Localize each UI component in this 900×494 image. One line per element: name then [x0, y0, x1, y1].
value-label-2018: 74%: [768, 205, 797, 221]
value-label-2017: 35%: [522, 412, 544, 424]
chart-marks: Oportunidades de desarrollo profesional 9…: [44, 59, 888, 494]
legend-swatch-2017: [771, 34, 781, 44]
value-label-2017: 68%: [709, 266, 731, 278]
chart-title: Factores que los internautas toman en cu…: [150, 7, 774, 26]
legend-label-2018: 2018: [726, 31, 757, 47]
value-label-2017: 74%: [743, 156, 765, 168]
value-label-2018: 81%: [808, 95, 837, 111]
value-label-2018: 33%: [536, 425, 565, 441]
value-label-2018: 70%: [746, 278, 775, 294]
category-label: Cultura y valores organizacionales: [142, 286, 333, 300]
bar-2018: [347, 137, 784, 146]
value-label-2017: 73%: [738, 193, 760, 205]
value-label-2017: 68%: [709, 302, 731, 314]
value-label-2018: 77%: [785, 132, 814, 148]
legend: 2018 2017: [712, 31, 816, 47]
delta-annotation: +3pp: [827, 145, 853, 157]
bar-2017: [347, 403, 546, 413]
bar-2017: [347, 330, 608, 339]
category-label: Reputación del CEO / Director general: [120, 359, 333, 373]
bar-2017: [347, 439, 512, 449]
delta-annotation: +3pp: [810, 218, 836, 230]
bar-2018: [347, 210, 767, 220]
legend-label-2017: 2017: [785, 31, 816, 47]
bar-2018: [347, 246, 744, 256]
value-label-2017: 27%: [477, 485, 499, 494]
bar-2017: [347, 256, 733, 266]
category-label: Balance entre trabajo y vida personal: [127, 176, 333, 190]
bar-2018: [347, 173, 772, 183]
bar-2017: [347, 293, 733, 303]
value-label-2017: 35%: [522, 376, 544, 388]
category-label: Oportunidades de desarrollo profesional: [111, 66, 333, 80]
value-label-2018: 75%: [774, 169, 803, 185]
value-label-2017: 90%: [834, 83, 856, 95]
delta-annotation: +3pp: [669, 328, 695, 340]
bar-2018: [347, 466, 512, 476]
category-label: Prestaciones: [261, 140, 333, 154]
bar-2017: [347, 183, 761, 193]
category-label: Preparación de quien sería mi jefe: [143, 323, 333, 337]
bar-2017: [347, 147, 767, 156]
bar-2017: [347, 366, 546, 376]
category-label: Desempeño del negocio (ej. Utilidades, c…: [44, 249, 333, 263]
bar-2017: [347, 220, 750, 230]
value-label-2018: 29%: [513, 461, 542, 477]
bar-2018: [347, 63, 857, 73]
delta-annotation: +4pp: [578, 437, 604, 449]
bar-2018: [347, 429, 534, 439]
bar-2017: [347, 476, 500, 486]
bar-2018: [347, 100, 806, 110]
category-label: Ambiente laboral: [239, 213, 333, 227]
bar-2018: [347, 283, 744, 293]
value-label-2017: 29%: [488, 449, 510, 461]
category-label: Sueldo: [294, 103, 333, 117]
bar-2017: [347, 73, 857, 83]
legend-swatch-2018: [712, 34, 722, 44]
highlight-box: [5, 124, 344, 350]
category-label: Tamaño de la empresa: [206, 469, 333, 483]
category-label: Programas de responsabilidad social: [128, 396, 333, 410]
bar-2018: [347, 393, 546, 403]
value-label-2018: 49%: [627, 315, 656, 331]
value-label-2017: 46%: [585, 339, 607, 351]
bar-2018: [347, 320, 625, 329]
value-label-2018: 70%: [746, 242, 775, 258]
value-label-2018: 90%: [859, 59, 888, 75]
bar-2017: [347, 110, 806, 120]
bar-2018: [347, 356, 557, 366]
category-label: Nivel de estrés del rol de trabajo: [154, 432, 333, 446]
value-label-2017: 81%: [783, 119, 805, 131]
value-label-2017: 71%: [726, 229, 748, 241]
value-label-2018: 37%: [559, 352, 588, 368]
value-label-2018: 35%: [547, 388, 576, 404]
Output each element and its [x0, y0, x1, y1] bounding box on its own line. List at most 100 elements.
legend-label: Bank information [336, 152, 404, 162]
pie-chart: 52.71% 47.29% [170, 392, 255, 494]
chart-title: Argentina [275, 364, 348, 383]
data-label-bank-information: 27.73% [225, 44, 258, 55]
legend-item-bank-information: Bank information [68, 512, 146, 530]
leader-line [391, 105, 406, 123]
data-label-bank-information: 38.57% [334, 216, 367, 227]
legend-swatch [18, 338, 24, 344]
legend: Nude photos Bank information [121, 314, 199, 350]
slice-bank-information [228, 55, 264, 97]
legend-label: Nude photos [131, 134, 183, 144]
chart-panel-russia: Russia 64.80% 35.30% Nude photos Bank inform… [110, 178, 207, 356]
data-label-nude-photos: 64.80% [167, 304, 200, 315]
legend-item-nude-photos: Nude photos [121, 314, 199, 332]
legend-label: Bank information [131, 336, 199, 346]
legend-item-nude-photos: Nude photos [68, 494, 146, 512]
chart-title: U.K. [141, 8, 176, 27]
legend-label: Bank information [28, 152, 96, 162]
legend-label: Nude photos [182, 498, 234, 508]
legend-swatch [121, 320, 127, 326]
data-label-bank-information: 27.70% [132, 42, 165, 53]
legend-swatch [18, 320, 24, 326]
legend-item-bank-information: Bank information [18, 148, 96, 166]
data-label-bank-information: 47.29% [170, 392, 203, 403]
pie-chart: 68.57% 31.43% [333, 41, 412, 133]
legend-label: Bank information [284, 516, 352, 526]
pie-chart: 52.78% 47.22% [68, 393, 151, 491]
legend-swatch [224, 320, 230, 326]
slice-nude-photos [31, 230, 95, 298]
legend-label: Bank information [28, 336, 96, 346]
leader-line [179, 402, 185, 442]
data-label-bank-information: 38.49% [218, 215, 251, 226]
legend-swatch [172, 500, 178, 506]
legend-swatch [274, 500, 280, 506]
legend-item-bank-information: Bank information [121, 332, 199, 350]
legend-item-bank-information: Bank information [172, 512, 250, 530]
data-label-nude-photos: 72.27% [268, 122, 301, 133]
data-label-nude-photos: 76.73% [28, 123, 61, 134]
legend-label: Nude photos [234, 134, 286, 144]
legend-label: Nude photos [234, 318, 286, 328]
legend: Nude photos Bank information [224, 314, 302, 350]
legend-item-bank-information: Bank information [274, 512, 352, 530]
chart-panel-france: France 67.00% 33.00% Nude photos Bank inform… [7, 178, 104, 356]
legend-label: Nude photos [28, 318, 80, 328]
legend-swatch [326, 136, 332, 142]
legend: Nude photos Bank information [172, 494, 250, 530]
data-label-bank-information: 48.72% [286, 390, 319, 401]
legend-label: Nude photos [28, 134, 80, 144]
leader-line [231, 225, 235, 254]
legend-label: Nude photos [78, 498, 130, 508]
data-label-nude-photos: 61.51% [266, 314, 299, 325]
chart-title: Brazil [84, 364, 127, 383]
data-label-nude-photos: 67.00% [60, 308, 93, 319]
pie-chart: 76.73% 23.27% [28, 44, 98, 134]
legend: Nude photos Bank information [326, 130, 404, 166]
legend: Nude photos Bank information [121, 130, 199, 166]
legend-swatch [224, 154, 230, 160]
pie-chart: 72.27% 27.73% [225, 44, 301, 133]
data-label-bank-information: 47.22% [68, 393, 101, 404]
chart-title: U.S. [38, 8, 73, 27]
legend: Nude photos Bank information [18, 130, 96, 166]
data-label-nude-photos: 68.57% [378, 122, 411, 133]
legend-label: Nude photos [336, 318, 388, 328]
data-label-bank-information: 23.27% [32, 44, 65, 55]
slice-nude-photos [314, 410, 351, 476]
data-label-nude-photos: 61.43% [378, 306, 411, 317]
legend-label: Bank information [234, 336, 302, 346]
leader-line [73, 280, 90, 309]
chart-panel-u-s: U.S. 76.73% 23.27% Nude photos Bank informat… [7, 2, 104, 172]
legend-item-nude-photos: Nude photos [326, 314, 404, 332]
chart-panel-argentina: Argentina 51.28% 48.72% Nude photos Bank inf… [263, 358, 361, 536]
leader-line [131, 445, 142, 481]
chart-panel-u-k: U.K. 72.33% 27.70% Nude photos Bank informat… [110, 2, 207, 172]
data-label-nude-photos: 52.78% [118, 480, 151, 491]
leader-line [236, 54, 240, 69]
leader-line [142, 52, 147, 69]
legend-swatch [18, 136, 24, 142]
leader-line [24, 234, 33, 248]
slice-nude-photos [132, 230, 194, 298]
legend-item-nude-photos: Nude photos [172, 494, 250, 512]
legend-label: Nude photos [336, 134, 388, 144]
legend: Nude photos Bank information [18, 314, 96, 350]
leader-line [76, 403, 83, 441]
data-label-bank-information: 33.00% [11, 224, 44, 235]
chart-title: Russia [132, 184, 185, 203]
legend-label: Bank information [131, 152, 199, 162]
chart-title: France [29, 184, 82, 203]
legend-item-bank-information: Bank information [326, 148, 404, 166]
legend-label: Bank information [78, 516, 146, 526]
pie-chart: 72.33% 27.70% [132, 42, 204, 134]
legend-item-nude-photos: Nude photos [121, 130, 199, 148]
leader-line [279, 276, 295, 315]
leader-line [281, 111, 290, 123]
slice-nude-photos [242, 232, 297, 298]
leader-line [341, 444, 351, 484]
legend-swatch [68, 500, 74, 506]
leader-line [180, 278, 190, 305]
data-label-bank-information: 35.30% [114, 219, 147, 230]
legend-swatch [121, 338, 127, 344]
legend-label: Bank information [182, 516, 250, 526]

= = =

# GIVEN INSTRUCTION
Give the data from its first line through the line containing "bar-2017: [347, 330, 608, 339]", both included, as a Markdown table with the columns Row and Line. Put a running number in Row and each line in Line, and leave out blank lines.

# WORKED ANSWER
| Row | Line |
|---|---|
| 1 | Localize each UI component in this 900×494 image. One line per element: name then [x0, y0, x1, y1]. |
| 2 | value-label-2018: 74%: [768, 205, 797, 221] |
| 3 | value-label-2017: 35%: [522, 412, 544, 424] |
| 4 | chart-marks: Oportunidades de desarrollo profesional 9…: [44, 59, 888, 494] |
| 5 | legend-swatch-2017: [771, 34, 781, 44] |
| 6 | value-label-2017: 68%: [709, 266, 731, 278] |
| 7 | chart-title: Factores que los internautas toman en cu…: [150, 7, 774, 26] |
| 8 | legend-label-2018: 2018: [726, 31, 757, 47] |
| 9 | value-label-2017: 74%: [743, 156, 765, 168] |
| 10 | value-label-2018: 81%: [808, 95, 837, 111] |
| 11 | value-label-2018: 33%: [536, 425, 565, 441] |
| 12 | value-label-2018: 70%: [746, 278, 775, 294] |
| 13 | category-label: Cultura y valores organizacionales: [142, 286, 333, 300] |
| 14 | bar-2018: [347, 137, 784, 146] |
| 15 | value-label-2017: 73%: [738, 193, 760, 205] |
| 16 | value-label-2017: 68%: [709, 302, 731, 314] |
| 17 | value-label-2018: 77%: [785, 132, 814, 148] |
| 18 | legend: 2018 2017: [712, 31, 816, 47] |
| 19 | delta-annotation: +3pp: [827, 145, 853, 157] |
| 20 | bar-2017: [347, 403, 546, 413] |
| 21 | bar-2017: [347, 330, 608, 339] |